* _SHORT PROBLEM_: Type out the lines again word for word, starting with the one that contains "view-pet-records-link[interactable]: View pet" and going through the last line.

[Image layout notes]
********************
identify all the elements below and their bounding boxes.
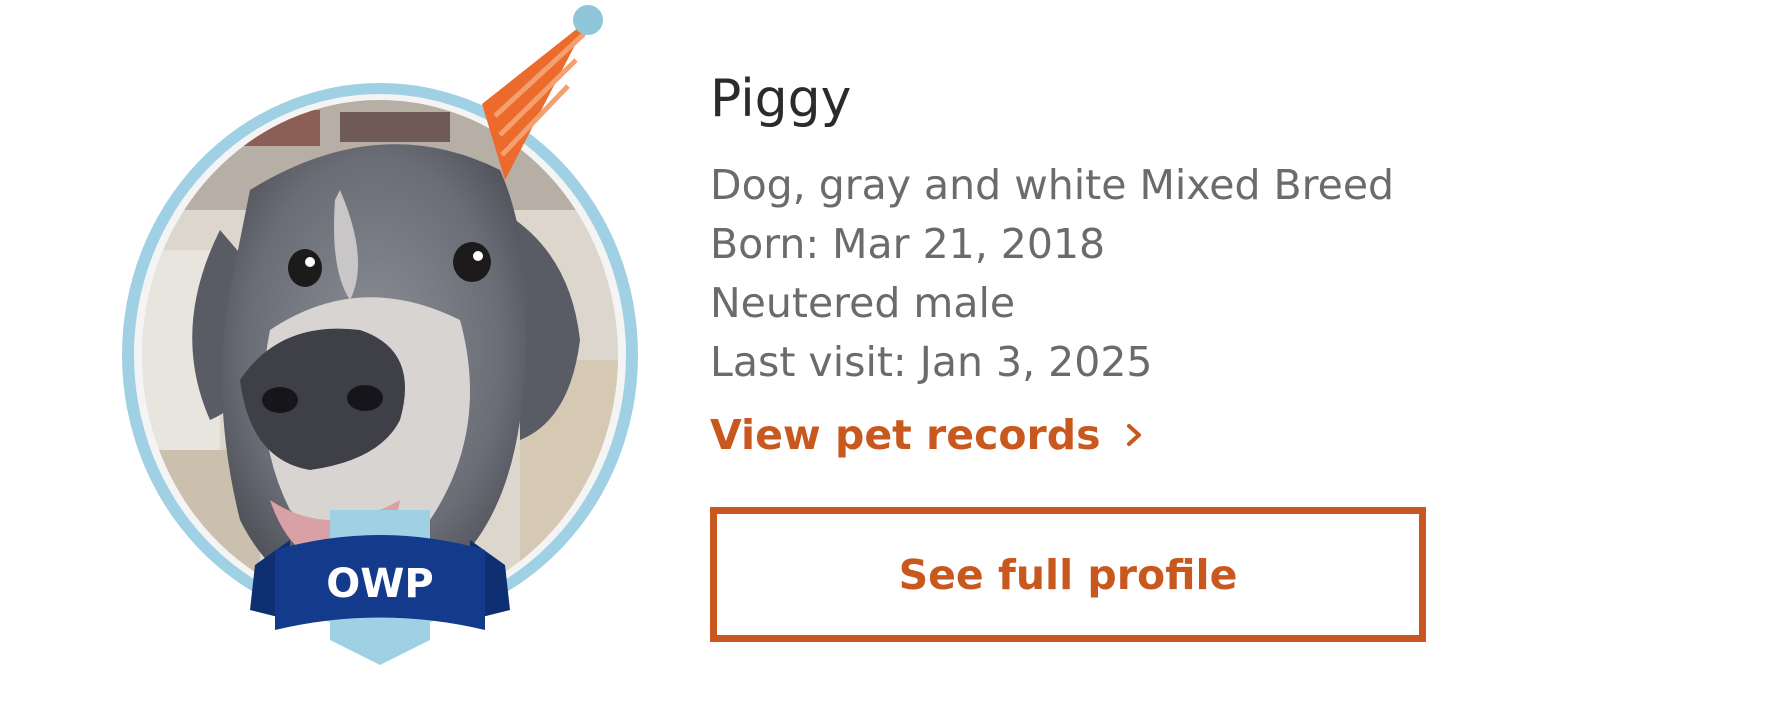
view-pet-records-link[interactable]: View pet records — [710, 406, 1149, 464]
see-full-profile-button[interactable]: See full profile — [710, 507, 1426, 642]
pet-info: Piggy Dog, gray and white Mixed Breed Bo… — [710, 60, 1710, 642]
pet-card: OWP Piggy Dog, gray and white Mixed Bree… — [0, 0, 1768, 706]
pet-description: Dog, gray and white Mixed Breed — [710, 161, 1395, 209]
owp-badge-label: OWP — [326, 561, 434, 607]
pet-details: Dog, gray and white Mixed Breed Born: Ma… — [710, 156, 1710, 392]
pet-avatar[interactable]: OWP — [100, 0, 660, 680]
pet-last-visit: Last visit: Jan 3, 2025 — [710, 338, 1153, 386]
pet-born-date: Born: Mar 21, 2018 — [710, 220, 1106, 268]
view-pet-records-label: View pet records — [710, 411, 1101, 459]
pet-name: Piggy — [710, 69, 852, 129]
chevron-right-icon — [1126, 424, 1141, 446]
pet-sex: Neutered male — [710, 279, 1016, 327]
********************
* _REPLY TO THE TASK_:
view-pet-records-link[interactable]: View pet records — [710, 406, 1149, 464]
see-full-profile-button[interactable]: See full profile — [710, 507, 1426, 642]
pet-info: Piggy Dog, gray and white Mixed Breed Bo… — [710, 60, 1710, 642]
pet-card: OWP Piggy Dog, gray and white Mixed Bree… — [0, 0, 1768, 706]
pet-description: Dog, gray and white Mixed Breed — [710, 161, 1395, 209]
owp-badge-label: OWP — [326, 561, 434, 607]
pet-details: Dog, gray and white Mixed Breed Born: Ma… — [710, 156, 1710, 392]
pet-avatar[interactable]: OWP — [100, 0, 660, 680]
pet-last-visit: Last visit: Jan 3, 2025 — [710, 338, 1153, 386]
pet-born-date: Born: Mar 21, 2018 — [710, 220, 1106, 268]
view-pet-records-label: View pet records — [710, 411, 1101, 459]
pet-name: Piggy — [710, 69, 852, 129]
chevron-right-icon — [1126, 424, 1141, 446]
pet-sex: Neutered male — [710, 279, 1016, 327]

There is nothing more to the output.